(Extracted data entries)
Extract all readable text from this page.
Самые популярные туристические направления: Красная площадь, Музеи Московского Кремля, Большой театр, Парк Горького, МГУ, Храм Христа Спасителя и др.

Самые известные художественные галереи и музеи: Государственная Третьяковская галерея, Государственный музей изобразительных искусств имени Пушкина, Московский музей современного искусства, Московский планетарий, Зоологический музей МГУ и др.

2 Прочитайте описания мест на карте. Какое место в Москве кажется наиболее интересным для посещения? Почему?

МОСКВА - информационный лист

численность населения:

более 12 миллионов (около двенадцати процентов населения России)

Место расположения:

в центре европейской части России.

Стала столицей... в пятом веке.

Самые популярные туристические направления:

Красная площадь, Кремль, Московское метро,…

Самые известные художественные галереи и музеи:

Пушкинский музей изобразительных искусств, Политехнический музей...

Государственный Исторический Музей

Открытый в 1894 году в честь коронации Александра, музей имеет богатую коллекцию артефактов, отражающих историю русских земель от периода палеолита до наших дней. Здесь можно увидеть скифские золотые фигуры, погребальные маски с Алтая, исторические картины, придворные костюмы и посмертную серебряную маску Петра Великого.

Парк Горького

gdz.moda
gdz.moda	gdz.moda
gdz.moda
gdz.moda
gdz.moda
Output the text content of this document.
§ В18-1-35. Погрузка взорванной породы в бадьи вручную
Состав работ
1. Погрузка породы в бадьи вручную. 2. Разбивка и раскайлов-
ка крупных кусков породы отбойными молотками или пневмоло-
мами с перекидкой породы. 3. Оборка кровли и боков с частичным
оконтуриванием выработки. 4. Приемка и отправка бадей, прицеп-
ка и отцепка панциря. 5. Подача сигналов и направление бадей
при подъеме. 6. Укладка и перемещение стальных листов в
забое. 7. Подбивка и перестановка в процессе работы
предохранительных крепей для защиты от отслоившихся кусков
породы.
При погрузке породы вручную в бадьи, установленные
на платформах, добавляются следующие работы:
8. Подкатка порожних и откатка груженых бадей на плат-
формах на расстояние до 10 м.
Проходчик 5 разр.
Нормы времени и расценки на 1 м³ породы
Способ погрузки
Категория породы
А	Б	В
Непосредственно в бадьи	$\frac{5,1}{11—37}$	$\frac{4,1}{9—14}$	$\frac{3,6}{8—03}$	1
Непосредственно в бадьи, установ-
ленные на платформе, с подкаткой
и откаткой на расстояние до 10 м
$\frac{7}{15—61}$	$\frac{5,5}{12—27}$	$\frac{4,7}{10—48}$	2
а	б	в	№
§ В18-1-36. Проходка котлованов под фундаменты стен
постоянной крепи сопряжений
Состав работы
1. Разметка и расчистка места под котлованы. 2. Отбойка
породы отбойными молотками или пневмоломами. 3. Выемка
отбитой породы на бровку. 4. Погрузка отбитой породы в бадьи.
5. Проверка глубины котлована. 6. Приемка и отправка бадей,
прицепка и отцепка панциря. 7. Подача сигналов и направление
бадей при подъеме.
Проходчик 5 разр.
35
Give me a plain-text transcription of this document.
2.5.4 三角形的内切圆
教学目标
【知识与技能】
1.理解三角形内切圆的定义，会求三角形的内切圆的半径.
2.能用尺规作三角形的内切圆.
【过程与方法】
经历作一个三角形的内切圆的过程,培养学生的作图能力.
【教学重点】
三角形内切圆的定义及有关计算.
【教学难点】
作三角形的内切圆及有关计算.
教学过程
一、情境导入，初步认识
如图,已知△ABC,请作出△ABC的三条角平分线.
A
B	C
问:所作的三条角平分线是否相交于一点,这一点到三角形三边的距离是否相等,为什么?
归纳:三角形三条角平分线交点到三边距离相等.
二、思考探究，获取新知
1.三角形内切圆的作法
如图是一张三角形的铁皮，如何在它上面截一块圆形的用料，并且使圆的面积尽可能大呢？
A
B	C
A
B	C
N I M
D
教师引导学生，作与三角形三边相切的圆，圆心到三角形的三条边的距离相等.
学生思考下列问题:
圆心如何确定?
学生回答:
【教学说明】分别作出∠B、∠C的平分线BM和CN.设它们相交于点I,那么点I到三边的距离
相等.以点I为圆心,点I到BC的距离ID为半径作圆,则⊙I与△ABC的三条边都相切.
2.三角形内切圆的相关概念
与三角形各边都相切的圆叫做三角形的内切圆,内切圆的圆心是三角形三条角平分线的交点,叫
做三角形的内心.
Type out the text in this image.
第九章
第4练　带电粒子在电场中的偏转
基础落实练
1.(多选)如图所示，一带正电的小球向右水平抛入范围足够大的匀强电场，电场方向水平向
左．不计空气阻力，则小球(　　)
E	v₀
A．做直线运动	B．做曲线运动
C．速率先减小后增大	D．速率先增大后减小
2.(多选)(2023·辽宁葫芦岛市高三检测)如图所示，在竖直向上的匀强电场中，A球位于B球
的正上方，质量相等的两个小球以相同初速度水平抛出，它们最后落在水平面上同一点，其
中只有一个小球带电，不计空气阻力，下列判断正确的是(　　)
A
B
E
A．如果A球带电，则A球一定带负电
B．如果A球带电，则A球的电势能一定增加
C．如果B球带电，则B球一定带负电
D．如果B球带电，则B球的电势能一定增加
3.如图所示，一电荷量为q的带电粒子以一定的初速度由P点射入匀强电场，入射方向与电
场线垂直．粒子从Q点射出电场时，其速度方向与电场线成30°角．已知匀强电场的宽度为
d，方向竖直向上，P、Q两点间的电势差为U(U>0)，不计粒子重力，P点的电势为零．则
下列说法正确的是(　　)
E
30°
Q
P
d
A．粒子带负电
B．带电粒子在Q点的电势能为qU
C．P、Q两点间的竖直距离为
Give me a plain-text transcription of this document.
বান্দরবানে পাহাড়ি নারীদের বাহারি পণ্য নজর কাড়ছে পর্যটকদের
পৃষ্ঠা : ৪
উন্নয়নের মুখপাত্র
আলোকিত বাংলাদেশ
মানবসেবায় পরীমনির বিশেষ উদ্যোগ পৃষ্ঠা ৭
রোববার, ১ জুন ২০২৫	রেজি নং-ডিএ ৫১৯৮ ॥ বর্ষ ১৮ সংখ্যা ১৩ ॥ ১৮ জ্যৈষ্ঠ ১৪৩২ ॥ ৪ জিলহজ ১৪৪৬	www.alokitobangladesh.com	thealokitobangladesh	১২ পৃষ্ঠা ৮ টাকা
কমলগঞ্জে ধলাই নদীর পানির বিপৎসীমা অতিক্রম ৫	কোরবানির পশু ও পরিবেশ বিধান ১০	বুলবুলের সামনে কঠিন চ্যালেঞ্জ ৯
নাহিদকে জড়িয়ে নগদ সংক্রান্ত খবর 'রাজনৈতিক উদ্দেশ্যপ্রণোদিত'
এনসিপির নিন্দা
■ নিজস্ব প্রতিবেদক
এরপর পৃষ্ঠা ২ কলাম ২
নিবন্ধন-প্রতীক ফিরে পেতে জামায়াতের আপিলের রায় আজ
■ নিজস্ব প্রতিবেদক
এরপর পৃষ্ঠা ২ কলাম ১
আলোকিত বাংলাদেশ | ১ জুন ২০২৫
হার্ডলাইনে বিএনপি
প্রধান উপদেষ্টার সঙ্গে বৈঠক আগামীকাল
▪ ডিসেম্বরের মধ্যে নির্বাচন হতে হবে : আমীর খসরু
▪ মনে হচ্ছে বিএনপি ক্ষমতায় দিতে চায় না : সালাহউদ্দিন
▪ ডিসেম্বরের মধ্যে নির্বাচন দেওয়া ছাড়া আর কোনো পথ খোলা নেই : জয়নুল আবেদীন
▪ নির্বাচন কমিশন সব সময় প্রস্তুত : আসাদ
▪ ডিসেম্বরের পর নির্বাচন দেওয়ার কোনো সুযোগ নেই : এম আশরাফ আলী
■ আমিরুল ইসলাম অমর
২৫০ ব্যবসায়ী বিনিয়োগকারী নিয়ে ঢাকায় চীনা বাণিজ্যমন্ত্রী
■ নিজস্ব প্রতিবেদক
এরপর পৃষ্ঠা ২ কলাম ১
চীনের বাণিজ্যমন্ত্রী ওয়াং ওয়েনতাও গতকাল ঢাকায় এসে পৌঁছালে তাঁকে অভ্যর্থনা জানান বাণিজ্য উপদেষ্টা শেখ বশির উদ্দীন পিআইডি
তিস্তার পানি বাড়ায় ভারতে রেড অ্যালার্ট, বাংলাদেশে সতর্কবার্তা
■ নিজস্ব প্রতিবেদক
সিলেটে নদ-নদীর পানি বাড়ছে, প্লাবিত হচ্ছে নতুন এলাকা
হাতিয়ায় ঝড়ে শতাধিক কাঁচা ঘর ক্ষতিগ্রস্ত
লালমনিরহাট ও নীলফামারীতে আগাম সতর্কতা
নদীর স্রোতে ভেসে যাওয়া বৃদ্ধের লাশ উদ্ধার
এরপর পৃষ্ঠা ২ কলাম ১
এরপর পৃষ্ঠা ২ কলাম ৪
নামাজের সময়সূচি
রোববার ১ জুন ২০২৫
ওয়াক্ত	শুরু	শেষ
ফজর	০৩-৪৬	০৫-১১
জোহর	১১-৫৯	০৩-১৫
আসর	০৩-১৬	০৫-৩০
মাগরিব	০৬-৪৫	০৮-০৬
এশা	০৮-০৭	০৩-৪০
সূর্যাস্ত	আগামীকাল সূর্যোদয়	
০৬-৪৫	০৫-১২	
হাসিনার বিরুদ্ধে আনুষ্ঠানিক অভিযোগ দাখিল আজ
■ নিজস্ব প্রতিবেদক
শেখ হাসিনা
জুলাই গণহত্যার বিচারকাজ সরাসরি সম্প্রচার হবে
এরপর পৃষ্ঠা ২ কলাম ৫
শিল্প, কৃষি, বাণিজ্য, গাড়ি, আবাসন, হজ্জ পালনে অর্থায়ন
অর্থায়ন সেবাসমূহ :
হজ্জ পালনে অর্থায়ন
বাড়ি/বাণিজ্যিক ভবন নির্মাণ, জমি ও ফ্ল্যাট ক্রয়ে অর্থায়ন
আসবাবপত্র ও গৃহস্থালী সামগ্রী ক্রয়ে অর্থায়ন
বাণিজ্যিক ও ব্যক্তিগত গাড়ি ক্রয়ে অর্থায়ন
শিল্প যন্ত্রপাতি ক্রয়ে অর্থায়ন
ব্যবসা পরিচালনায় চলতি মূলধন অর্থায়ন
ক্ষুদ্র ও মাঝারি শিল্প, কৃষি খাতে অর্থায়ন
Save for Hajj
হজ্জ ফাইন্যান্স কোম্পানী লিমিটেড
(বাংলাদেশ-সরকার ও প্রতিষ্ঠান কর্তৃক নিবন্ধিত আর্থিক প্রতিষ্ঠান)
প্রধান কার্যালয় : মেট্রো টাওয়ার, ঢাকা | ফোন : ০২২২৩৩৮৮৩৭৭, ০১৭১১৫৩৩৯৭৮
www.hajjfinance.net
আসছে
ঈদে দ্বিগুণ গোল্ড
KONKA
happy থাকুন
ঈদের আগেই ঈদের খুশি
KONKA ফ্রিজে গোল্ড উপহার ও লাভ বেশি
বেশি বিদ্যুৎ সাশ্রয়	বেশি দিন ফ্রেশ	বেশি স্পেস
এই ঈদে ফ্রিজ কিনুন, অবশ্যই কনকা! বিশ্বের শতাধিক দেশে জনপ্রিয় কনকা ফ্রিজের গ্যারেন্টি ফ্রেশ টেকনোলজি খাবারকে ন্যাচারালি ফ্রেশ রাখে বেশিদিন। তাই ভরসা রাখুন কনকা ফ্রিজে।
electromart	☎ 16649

DIRECTIVE.
Of the lines in the material, how many hold the word "отцепка"? Reply with the number only.

RESPONSE TO THIS EXERCISE.
2